Dans le texte sur la philologie, quelles écritures sont accompagnées d'une date avant notre ère ? Énumérez-les toutes.

TEXTE DE LA PAGE:
++++++++++

Les lettres, leurs racines, grâce à leurs formes et leurs sons,
nous donnent le réel sens des mots dès leur l’origine.
La Philologie ou l’archéographie, science qui nous conte l’origine des écritures, nous permet de comprendre le sens premier des mots, d’où leur sens réel.
Dès la naissance des lettres, des alphabets et des mots, nous pouvons, grâce au langage, communiquer ; ce dès les hiéroglyphes égyptiens (5000 av. notre ère), le cunéiforme sumérien (3000 av. notre ère), la réduction des hiéroglyphes grâce au protosinaïtique (2000 av. notre ère), l’écriture proto-indienne et le sanskrit (2000 av. notre ère et le XVIème siècle av. notre ère), le phénicien qui adaptera le premier alphabet linéaire (1500 av. notre ère), l’araméen (1500 av. notre ère), une des mères des alphabets sémitiques (hébreu, arabe, syriaque...), le caractère chinois qui sera le chef de file des écritures du Sud Est Asiatique (japonais, coréen...), et enfin l’alphabet grec (VIIIème siècle av. notre ère), ce dernier à l’origine des écritures et des langues européennes, dont le français imposé par François Ier au XVIème siècle, à la place du latin.
La philologie nous sortira des idées reçues, ou de l’absence d’idées, pour approfondir notre connaissance des cultures étrangères, notamment dans le domaine de l’histoire des grandes civilisations passées afin de mieux comprendre le monde d’aujourd’hui.
Ainsi, les frontières franchies, nous pouvons entretenir des relations avec les régions, les nations, l’ensemble des peuples de la terre et élargir notre univers culturel.
Une langue bien comprise grâce aux ponts du langage est l’assurance d’un développement serein de notre société. Chaque pont a sa racine, chaque racine a son pont, ainsi l’on passe d’une rive à l’autre en évitant la dérive des mots et du langage.

++++++++++

JEU DE DONNÉES:
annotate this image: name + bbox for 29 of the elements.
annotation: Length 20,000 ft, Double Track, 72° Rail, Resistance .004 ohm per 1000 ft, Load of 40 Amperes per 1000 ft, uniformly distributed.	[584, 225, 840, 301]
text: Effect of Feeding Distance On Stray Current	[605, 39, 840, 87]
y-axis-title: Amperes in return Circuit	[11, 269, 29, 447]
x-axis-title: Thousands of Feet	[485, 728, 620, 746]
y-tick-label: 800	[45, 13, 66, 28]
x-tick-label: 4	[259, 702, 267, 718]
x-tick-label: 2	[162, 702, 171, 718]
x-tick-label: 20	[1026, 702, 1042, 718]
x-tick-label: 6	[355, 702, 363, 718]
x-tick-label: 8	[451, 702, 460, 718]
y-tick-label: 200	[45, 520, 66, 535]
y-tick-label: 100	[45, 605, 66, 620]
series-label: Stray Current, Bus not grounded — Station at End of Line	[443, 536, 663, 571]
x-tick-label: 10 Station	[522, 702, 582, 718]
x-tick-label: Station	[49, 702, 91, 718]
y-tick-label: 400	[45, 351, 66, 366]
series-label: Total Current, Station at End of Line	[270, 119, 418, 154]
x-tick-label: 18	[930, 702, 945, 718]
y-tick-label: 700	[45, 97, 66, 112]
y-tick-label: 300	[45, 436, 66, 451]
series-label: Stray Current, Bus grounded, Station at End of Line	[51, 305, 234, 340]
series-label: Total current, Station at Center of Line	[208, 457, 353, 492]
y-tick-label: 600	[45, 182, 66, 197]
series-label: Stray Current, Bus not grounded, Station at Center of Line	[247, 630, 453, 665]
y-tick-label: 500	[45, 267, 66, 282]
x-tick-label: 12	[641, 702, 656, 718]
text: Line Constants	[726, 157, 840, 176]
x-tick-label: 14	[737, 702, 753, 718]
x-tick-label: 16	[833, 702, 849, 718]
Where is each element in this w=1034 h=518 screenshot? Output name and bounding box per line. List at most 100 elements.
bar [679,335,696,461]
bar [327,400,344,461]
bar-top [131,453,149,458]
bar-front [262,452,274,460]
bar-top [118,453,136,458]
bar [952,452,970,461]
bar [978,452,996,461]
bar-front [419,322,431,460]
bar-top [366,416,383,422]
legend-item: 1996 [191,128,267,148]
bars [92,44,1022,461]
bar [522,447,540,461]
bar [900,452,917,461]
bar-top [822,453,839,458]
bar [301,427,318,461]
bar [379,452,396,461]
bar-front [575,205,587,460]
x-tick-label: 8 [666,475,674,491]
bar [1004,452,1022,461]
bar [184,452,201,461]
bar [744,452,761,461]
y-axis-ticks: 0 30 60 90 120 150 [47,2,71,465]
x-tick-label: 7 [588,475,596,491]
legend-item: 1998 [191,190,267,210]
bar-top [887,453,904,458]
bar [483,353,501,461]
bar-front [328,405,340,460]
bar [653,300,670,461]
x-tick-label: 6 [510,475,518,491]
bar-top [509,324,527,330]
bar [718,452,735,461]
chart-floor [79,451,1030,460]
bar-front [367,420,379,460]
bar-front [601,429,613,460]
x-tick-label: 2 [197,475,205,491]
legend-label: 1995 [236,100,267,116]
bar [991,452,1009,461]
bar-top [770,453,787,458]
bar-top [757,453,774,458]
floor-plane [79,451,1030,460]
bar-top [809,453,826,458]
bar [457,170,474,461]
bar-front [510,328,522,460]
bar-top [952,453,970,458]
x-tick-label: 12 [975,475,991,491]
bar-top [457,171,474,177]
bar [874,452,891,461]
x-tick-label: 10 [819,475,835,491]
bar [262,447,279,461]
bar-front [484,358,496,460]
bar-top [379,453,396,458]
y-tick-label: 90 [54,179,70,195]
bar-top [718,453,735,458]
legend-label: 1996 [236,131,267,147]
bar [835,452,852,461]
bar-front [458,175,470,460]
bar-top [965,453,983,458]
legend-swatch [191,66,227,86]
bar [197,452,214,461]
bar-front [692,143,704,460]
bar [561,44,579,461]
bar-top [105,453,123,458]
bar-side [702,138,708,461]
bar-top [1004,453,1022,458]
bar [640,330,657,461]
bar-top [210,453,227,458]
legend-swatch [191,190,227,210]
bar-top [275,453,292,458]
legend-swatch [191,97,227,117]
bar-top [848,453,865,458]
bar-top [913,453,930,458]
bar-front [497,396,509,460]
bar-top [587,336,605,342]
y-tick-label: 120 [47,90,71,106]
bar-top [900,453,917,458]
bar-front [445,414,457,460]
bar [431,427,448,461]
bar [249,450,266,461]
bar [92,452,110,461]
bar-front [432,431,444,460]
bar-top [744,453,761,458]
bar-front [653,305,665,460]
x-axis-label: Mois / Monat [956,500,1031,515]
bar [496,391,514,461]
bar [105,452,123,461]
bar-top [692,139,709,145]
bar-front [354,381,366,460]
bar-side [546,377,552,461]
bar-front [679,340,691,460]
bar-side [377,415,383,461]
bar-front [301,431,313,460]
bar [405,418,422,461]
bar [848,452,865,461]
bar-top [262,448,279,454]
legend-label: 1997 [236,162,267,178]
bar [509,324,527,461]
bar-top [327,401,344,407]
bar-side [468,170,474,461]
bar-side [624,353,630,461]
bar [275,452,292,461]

++++++++++

RÉSULTAT DE L'EXERCICE:
- les hiéroglyphes égyptiens
- le cunéiforme sumérien
- le protosinaïtique
- l'écriture proto-indienne
- le sanskrit
- le phénicien
- l'araméen
- l'alphabet grec